**Required work:**
Locate every line below that contains the word "agit" and copy it.

**Available data:**
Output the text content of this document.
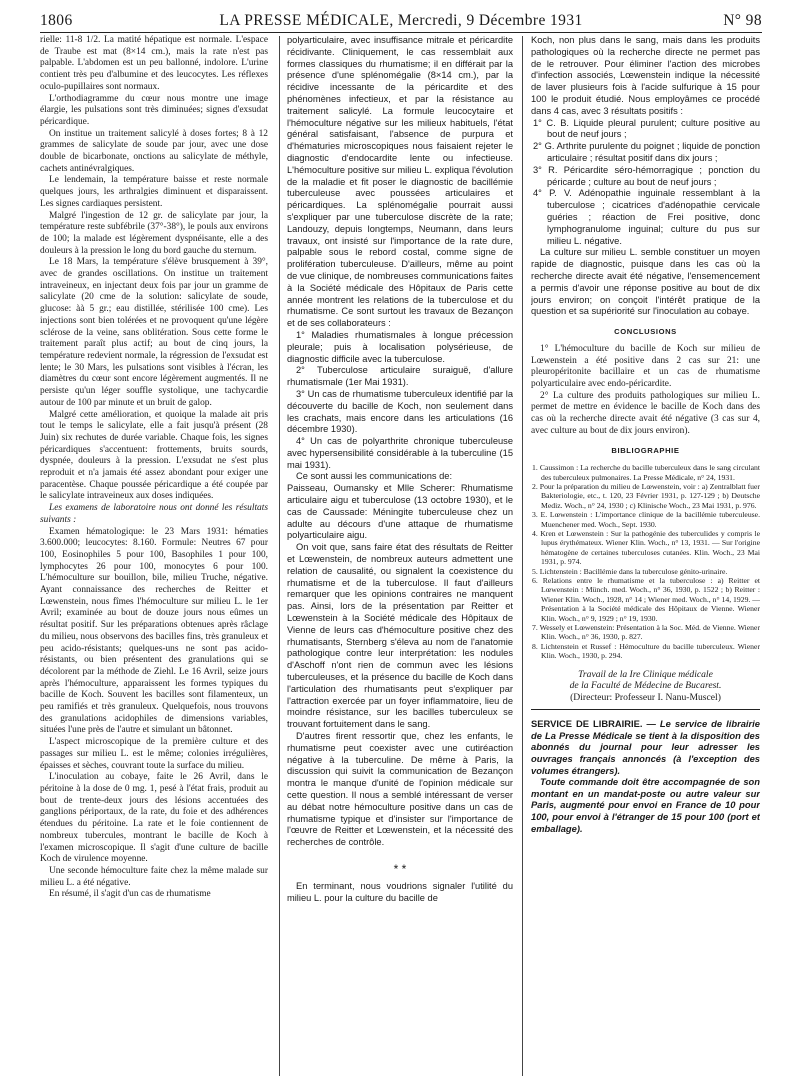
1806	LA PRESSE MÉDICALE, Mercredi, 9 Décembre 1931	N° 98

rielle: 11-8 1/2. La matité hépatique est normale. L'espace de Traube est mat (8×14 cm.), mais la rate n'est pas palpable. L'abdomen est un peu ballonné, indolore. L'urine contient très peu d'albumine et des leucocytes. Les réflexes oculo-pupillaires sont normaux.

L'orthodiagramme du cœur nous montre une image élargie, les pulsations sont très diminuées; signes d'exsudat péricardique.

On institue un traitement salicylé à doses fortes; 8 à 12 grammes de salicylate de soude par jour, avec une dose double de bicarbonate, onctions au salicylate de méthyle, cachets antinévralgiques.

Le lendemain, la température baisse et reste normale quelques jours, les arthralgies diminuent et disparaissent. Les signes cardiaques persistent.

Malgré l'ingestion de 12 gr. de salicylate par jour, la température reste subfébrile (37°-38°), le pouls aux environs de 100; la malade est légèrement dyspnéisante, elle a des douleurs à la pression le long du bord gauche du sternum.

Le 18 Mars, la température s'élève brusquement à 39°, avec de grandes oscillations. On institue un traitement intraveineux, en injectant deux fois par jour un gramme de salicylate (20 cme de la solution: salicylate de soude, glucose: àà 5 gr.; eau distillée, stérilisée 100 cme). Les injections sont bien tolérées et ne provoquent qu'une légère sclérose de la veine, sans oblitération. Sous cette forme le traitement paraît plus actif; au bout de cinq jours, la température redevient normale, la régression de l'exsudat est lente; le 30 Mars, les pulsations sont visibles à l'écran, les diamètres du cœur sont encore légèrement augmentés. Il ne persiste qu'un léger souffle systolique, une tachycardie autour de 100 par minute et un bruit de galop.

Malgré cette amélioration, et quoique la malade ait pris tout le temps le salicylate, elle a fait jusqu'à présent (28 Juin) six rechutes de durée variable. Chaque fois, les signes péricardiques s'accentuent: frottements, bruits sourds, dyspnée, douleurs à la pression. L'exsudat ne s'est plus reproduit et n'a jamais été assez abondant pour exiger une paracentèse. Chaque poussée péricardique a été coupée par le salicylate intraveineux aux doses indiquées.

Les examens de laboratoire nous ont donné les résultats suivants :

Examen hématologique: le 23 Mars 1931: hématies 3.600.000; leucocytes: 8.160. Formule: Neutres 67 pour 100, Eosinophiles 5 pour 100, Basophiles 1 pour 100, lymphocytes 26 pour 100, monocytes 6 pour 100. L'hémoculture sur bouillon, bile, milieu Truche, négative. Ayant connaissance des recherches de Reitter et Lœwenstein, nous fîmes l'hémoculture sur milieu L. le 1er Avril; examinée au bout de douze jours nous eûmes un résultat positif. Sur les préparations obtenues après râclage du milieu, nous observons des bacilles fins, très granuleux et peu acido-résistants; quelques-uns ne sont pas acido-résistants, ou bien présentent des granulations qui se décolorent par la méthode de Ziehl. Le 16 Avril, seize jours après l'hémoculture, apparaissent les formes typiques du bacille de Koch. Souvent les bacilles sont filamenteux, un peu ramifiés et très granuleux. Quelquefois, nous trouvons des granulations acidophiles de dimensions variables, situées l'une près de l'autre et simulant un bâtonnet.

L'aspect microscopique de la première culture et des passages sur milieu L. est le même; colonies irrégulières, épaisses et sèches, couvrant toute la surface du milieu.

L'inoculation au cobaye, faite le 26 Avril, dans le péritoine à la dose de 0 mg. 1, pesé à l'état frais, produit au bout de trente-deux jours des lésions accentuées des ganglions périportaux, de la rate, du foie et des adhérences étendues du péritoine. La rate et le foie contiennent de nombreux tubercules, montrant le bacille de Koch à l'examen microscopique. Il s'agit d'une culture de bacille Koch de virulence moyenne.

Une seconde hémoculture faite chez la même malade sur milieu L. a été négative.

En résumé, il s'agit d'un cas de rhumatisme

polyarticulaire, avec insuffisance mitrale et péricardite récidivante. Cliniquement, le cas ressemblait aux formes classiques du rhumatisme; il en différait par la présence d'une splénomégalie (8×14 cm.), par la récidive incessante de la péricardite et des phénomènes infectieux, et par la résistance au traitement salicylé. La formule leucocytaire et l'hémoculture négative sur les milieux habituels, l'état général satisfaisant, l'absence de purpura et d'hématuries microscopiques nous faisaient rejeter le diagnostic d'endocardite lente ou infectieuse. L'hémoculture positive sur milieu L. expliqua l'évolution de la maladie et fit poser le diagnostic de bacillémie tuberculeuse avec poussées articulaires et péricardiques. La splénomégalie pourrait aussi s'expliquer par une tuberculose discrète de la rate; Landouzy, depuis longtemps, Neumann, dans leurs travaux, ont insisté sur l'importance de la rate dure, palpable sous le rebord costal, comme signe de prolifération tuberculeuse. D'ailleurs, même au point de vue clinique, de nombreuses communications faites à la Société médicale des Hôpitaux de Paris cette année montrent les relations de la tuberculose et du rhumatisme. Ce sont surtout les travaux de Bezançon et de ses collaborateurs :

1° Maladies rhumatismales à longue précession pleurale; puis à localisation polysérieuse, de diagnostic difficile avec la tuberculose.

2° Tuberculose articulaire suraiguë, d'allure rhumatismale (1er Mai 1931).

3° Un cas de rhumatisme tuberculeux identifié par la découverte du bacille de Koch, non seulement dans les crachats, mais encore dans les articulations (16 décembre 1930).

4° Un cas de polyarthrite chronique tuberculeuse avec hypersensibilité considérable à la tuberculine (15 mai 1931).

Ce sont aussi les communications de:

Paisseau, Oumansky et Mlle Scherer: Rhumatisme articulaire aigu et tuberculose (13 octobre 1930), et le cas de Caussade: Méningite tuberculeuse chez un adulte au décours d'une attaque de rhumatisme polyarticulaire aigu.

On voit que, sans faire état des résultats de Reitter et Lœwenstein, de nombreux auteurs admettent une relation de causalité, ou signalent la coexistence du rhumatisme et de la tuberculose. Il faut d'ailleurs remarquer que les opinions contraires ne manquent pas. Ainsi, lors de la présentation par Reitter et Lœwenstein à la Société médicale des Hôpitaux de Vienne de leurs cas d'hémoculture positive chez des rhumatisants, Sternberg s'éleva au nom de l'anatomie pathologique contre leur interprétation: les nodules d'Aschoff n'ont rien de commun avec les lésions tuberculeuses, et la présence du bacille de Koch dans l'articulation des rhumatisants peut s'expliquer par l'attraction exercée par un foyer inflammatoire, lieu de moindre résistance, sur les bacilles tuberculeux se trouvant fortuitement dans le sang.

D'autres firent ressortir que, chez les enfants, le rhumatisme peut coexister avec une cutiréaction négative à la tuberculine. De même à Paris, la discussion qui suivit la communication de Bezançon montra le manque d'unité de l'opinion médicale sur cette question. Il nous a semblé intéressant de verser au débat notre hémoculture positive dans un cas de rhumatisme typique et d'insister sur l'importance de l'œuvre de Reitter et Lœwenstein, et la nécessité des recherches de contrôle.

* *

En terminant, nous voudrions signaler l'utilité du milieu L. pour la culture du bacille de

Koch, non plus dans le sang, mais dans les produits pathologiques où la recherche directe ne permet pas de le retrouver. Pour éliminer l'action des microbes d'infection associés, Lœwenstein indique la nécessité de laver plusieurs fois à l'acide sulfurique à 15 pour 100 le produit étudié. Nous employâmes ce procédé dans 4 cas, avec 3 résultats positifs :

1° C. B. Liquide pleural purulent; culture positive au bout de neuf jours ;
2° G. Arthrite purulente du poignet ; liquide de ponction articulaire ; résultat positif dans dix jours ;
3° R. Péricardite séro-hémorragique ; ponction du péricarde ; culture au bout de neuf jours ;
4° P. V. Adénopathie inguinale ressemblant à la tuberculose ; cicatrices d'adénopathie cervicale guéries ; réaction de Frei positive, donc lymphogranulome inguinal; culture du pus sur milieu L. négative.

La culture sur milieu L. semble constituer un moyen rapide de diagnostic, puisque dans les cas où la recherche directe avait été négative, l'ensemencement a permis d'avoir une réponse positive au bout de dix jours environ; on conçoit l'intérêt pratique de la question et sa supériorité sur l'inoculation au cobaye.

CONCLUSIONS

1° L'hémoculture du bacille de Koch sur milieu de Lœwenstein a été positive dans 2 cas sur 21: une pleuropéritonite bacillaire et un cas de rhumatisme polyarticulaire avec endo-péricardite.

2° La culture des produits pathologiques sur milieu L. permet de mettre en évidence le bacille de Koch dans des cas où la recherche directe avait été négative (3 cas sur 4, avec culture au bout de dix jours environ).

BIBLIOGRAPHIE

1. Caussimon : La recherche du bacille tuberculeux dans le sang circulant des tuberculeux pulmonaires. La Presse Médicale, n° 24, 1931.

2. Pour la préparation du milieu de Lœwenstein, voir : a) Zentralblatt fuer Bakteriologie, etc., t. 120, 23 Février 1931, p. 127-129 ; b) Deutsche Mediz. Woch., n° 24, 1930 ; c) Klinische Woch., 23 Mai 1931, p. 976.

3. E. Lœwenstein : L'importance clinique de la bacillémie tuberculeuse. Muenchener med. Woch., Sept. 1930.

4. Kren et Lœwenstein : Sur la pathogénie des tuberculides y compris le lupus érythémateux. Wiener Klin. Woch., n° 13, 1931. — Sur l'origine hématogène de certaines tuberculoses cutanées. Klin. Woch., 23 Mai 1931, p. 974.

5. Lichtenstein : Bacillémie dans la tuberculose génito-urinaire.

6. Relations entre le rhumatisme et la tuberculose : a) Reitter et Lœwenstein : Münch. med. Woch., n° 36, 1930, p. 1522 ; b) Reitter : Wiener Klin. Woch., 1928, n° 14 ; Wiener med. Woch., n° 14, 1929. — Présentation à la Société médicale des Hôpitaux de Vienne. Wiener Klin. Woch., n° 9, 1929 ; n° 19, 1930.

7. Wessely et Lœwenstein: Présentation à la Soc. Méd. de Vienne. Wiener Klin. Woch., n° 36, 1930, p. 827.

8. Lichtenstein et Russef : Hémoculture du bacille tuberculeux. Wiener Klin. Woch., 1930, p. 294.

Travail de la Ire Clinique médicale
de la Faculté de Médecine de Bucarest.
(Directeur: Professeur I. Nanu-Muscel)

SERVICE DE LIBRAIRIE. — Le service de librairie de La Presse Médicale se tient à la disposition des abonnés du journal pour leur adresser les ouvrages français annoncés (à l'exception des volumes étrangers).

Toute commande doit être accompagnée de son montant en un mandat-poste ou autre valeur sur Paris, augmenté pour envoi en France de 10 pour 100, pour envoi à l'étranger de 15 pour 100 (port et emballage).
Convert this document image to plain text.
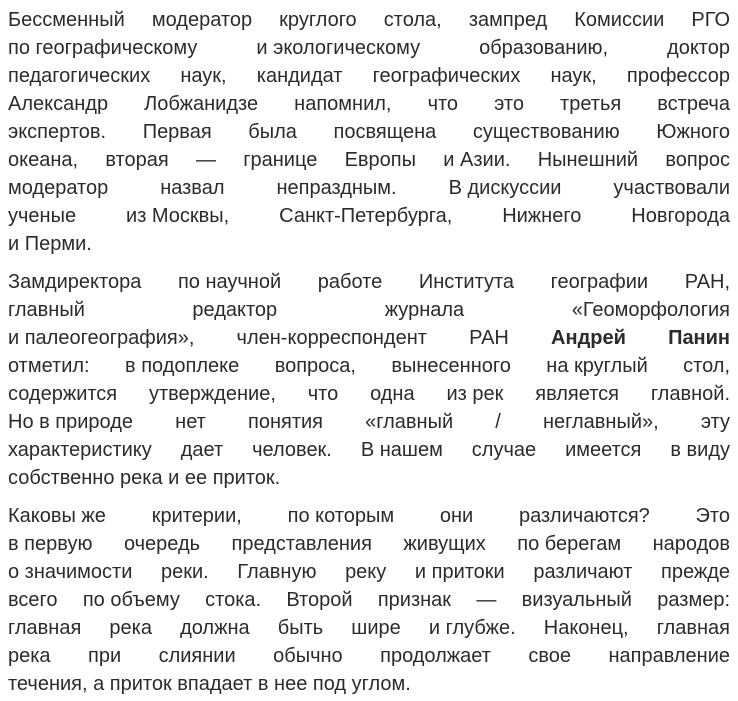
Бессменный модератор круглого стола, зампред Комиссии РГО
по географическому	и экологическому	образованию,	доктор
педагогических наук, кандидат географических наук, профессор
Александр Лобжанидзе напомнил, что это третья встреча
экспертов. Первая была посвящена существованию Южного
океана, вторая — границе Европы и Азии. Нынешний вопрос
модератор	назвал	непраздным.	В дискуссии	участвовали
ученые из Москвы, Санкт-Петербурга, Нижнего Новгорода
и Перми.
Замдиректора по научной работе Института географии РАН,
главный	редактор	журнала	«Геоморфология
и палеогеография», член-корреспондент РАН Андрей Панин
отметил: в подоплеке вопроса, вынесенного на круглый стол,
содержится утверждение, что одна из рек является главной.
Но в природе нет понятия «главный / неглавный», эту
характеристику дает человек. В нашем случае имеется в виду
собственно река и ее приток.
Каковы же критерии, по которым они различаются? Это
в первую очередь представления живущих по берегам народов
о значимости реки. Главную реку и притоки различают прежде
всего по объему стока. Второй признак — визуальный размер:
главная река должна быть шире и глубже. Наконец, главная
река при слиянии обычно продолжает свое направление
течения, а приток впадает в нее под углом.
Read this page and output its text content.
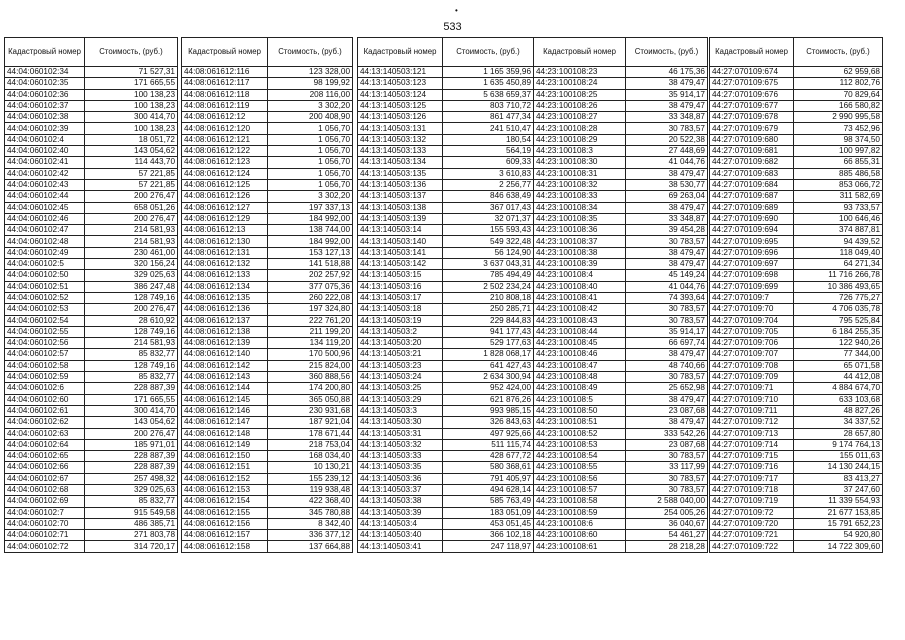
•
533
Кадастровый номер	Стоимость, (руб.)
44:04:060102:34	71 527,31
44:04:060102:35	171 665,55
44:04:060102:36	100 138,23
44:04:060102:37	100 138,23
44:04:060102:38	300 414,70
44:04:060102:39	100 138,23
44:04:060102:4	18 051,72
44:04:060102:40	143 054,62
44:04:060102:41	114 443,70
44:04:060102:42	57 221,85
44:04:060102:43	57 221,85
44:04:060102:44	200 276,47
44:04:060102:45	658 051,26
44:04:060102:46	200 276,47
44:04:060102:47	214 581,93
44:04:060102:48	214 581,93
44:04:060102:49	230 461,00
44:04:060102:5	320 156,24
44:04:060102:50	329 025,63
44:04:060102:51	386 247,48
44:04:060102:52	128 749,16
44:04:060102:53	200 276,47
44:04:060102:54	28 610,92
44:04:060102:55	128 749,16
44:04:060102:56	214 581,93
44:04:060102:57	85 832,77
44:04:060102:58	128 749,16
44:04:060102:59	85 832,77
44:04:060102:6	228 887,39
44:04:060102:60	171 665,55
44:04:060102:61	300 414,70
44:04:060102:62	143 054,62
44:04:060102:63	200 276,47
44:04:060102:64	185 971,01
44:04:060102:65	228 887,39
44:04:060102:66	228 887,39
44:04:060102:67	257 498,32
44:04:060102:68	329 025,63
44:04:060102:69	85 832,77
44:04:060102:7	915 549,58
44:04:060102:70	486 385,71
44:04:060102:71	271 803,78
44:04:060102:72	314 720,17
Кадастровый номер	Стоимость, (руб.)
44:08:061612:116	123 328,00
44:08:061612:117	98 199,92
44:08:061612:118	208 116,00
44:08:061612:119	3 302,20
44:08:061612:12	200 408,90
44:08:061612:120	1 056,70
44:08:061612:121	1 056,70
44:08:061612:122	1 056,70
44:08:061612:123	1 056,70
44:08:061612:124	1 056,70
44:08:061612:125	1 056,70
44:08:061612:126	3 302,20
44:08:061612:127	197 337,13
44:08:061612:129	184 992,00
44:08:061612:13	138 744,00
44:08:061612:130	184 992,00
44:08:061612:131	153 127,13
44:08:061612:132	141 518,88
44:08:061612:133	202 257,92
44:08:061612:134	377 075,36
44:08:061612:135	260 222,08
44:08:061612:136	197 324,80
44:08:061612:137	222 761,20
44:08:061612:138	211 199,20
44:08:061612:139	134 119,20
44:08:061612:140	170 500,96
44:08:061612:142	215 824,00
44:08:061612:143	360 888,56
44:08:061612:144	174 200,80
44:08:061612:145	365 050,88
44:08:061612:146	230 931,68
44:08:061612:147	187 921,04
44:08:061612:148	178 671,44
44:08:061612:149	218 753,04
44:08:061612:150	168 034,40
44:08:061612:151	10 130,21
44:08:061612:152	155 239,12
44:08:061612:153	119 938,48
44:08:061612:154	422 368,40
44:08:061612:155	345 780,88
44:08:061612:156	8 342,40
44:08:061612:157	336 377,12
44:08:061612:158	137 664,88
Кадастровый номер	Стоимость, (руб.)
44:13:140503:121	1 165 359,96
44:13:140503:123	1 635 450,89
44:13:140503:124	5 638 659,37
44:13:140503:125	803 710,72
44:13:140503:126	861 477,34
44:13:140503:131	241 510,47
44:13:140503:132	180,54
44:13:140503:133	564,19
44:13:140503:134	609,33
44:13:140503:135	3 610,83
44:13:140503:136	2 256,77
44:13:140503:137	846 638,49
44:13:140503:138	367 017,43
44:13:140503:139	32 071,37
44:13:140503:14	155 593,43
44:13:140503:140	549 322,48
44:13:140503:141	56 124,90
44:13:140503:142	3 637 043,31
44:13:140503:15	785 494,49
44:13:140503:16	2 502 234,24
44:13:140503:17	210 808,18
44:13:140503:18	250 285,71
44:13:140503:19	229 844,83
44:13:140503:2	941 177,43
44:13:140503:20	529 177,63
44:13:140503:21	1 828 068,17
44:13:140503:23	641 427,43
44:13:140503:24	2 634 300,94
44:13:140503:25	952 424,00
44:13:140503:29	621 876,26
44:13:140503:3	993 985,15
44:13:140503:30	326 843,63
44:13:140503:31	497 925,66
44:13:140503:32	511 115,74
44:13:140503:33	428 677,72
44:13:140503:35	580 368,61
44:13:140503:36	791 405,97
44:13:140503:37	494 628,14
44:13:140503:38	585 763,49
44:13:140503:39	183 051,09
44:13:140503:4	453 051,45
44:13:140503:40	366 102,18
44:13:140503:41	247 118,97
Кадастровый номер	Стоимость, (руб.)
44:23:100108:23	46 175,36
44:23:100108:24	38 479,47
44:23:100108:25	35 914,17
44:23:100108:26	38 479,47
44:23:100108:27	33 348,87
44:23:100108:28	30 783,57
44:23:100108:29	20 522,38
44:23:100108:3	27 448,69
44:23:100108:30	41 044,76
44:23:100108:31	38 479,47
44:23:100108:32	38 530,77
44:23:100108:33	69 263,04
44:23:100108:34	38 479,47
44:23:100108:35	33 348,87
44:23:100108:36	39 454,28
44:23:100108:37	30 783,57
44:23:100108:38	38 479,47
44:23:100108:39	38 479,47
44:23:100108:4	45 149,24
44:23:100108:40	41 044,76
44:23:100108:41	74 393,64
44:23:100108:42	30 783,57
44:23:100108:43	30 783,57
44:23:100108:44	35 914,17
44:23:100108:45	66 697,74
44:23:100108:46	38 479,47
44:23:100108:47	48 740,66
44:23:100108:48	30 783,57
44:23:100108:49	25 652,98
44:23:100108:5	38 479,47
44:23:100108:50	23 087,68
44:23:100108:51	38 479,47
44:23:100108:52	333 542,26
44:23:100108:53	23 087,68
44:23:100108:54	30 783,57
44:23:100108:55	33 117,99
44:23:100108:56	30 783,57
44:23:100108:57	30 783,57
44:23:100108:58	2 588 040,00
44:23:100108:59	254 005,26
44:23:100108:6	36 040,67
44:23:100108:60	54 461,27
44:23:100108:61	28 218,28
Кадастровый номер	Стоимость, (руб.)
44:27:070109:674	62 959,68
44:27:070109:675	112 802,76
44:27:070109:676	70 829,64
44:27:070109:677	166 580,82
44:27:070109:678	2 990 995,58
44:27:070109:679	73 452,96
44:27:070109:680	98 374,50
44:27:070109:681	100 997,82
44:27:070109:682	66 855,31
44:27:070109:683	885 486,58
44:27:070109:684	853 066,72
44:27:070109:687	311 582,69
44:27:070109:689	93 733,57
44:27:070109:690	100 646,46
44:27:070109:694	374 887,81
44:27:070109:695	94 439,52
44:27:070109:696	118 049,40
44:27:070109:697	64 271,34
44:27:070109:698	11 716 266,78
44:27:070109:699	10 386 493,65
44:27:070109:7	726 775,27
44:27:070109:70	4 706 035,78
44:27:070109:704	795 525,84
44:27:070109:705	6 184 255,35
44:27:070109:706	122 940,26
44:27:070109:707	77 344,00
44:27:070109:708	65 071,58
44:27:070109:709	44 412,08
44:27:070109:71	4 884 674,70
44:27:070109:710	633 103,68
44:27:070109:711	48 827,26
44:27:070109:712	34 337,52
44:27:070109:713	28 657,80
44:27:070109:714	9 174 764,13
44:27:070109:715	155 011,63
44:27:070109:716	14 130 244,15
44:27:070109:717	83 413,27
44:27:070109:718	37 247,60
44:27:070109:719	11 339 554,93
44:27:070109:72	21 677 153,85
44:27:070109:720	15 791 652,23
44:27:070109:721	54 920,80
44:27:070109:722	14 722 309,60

**Exercise response:**
L'inoculation au cobaye, faite le 26 Avril, dans le péritoine à la dose de 0 mg. 1, pesé à l'état frais, produit au bout de trente-deux jours des lésions accentuées des ganglions périportaux, de la rate, du foie et des adhérences étendues du péritoine. La rate et le foie contiennent de nombreux tubercules, montrant le bacille de Koch à l'examen microscopique. Il s'agit d'une culture de bacille Koch de virulence moyenne.
En résumé, il s'agit d'un cas de rhumatisme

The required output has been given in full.